(Dataset listings of figures)
┏━━
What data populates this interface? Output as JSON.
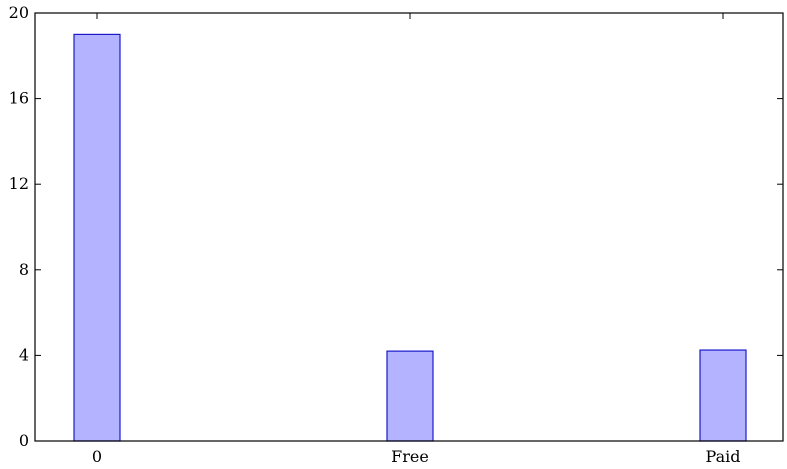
{
  "chart_data": {
    "type": "bar",
    "categories": [
      "0",
      "Free",
      "Paid"
    ],
    "values": [
      19,
      4.2,
      4.25
    ],
    "title": "",
    "xlabel": "",
    "ylabel": "",
    "ylim": [
      0,
      20
    ],
    "yticks": [
      0,
      4,
      8,
      12,
      16,
      20
    ],
    "grid": false,
    "legend": "none",
    "colors": {
      "bar_fill": "#b3b3ff",
      "bar_stroke": "#1a1acc",
      "axis": "#000000"
    }
  }
}
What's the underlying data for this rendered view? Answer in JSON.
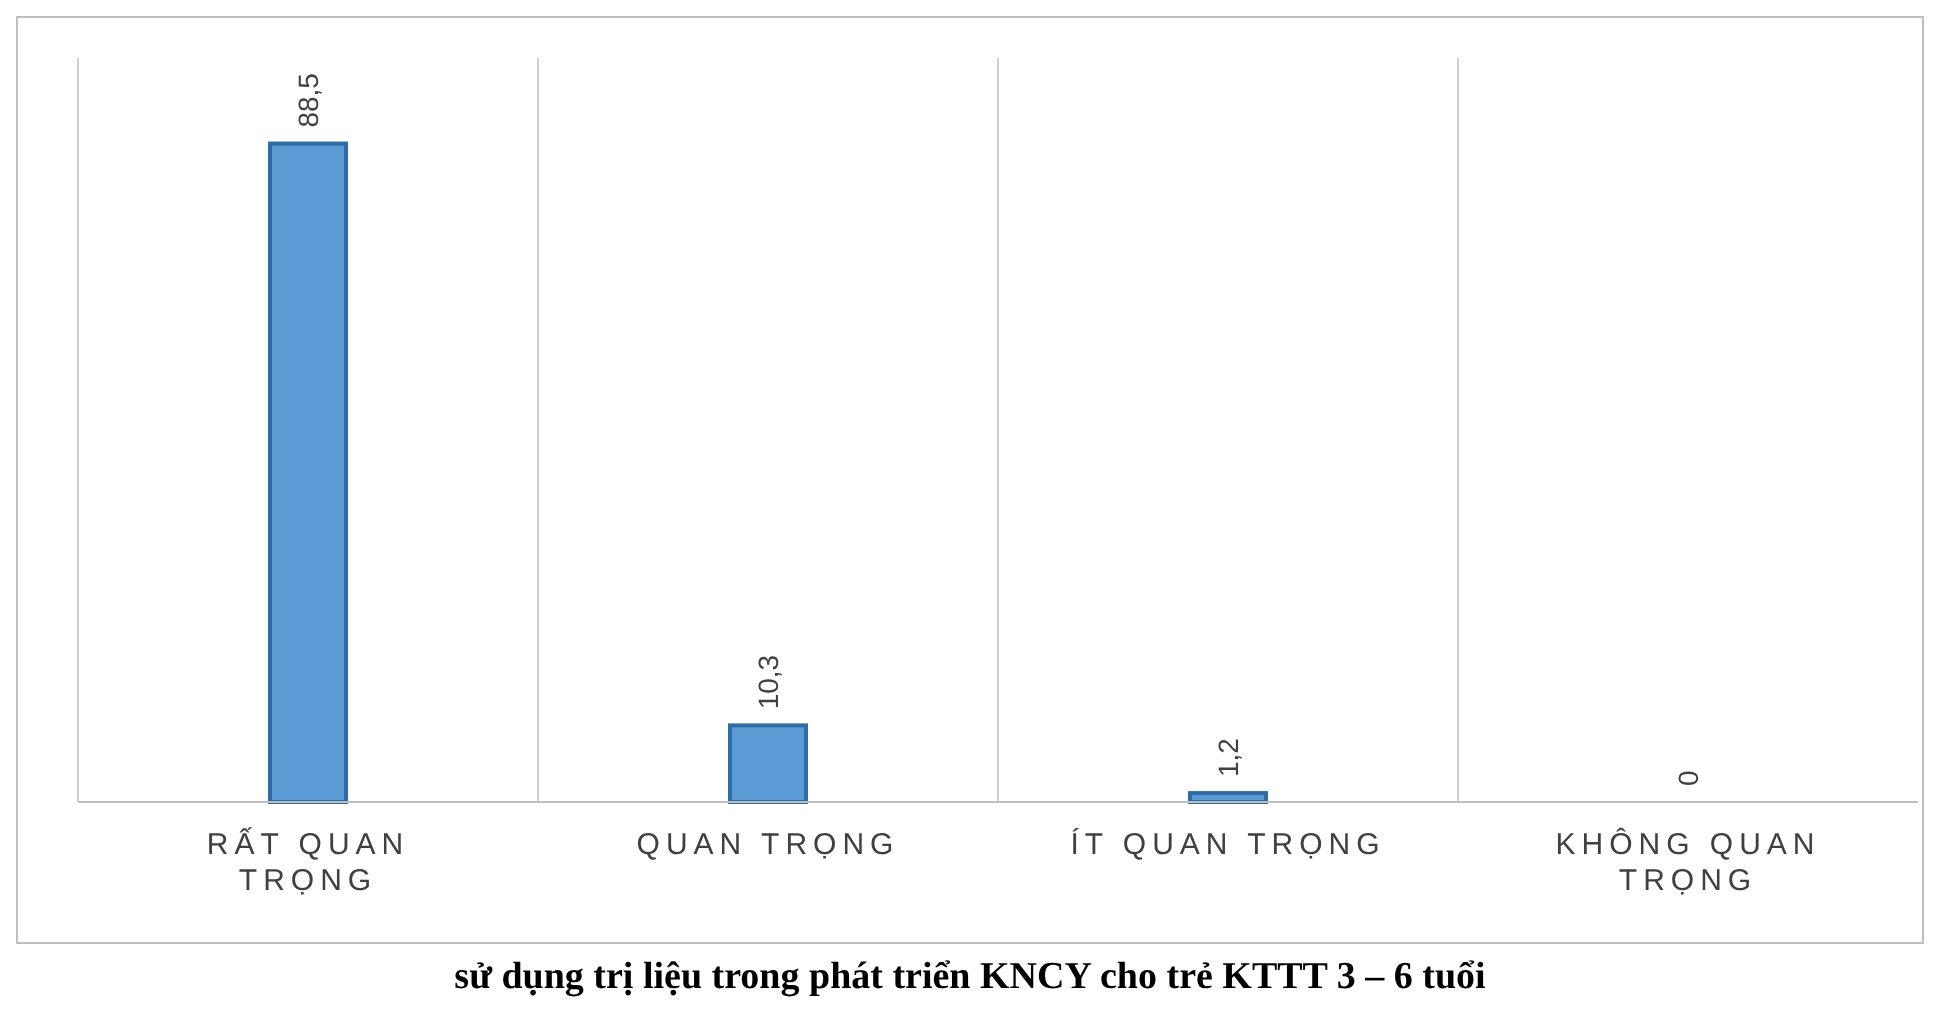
┗━━
Print every entry above again without changing a word, and omit the pictures.

CORRECT RESULT.
What data populates this interface? Output as JSON.
{
  "chart_data": {
    "type": "bar",
    "categories": [
      "0",
      "Free",
      "Paid"
    ],
    "values": [
      19,
      4.2,
      4.25
    ],
    "title": "",
    "xlabel": "",
    "ylabel": "",
    "ylim": [
      0,
      20
    ],
    "yticks": [
      0,
      4,
      8,
      12,
      16,
      20
    ],
    "grid": false,
    "legend": "none",
    "colors": {
      "bar_fill": "#b3b3ff",
      "bar_stroke": "#1a1acc",
      "axis": "#000000"
    }
  }
}
What's the underlying data for this rendered view? Answer in JSON.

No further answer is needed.